Dataset listings of figures:
»»

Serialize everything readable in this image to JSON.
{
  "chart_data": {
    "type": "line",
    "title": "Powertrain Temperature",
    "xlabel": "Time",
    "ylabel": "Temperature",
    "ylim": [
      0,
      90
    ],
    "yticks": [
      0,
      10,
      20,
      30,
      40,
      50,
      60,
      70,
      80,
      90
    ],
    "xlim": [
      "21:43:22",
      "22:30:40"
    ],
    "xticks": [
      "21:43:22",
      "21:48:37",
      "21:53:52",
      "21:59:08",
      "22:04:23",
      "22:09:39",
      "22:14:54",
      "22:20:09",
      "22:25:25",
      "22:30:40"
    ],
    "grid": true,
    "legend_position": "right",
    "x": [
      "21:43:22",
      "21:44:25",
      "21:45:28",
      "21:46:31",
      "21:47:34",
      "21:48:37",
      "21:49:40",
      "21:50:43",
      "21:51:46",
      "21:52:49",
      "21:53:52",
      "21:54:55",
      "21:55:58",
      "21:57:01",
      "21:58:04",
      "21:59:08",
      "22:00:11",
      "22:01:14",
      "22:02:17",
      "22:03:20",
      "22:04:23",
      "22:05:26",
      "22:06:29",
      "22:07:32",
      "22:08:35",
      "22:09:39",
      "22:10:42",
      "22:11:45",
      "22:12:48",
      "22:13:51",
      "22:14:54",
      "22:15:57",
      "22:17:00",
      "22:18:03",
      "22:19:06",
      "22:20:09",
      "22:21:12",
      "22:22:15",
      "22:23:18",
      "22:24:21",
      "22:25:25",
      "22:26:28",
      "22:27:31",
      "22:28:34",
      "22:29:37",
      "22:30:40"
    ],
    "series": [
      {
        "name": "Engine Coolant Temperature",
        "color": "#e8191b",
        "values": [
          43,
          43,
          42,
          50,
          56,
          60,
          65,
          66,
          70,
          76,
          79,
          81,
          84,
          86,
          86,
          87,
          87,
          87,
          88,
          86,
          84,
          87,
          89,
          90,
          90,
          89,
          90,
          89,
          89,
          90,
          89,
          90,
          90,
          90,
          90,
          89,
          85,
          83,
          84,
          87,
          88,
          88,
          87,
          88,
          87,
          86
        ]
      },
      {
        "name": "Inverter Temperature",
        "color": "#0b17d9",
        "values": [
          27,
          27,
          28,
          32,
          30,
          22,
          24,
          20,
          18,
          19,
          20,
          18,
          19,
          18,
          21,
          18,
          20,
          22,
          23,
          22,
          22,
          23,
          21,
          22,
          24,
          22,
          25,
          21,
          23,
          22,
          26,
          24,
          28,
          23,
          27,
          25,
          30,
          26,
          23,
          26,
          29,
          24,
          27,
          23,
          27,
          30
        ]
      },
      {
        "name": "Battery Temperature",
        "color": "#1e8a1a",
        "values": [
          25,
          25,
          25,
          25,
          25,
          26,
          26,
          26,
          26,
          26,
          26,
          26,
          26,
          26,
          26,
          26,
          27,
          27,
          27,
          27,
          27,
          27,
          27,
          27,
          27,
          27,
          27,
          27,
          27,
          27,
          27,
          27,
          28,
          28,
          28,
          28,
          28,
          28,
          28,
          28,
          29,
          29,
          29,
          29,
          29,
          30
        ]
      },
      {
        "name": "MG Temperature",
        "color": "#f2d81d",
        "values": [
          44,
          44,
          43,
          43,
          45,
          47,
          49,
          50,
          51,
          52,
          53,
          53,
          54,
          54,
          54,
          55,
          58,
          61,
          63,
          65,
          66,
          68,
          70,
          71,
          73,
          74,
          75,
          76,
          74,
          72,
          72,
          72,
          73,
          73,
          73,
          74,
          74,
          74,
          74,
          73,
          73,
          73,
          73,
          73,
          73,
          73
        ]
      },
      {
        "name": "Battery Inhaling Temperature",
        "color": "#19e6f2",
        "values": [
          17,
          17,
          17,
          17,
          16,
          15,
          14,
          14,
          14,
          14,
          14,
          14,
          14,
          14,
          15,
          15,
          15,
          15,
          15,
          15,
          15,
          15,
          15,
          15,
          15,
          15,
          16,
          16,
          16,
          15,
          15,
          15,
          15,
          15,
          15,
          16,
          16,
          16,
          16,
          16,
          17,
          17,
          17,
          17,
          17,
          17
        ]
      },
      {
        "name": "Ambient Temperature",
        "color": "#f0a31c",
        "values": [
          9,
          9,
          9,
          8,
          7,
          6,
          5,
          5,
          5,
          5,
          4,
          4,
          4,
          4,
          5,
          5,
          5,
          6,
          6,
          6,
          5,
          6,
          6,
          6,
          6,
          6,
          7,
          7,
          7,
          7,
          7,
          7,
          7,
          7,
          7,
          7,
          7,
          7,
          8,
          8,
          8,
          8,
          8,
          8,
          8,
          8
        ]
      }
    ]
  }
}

««
»»

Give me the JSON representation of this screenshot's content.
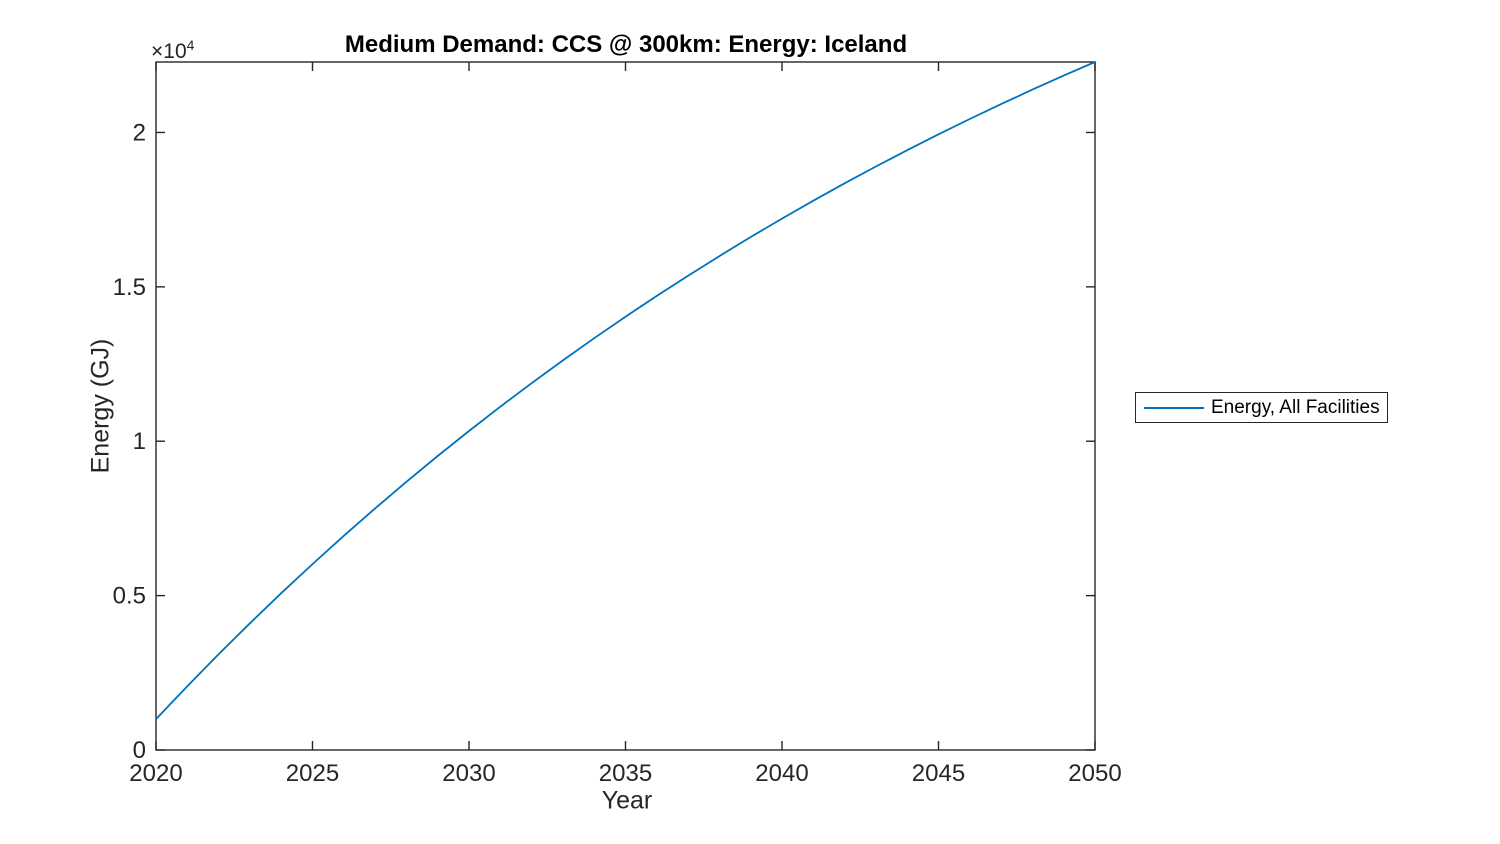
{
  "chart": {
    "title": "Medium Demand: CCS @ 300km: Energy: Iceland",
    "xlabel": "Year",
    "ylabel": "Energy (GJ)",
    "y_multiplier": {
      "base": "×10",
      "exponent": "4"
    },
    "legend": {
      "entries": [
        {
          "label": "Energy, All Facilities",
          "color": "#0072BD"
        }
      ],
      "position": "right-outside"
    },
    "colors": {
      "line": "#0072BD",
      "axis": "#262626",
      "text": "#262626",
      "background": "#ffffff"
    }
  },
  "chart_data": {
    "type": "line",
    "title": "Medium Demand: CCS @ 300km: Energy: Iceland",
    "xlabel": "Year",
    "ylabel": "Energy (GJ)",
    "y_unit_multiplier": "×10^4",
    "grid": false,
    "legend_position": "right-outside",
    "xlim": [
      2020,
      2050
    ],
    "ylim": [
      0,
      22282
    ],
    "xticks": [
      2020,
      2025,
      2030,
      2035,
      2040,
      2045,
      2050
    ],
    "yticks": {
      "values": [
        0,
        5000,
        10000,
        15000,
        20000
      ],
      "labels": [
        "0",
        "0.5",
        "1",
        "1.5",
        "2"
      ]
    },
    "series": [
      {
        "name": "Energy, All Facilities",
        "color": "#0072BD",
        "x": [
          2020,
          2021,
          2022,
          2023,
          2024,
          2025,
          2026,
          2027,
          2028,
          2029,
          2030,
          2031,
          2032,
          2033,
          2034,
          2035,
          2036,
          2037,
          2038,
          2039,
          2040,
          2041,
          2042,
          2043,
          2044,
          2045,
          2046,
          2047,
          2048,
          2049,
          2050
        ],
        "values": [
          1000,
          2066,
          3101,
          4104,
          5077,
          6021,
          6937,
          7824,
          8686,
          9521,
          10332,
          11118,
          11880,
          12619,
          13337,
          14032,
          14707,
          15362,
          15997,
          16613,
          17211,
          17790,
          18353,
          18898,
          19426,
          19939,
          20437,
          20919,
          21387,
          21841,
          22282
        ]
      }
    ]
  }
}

««

Copy all the lines above that hold the string "name".

        "name": "Engine Coolant Temperature",
        "name": "Inverter Temperature",
        "name": "Battery Temperature",
        "name": "MG Temperature",
        "name": "Battery Inhaling Temperature",
        "name": "Ambient Temperature",
        "name": "Energy, All Facilities",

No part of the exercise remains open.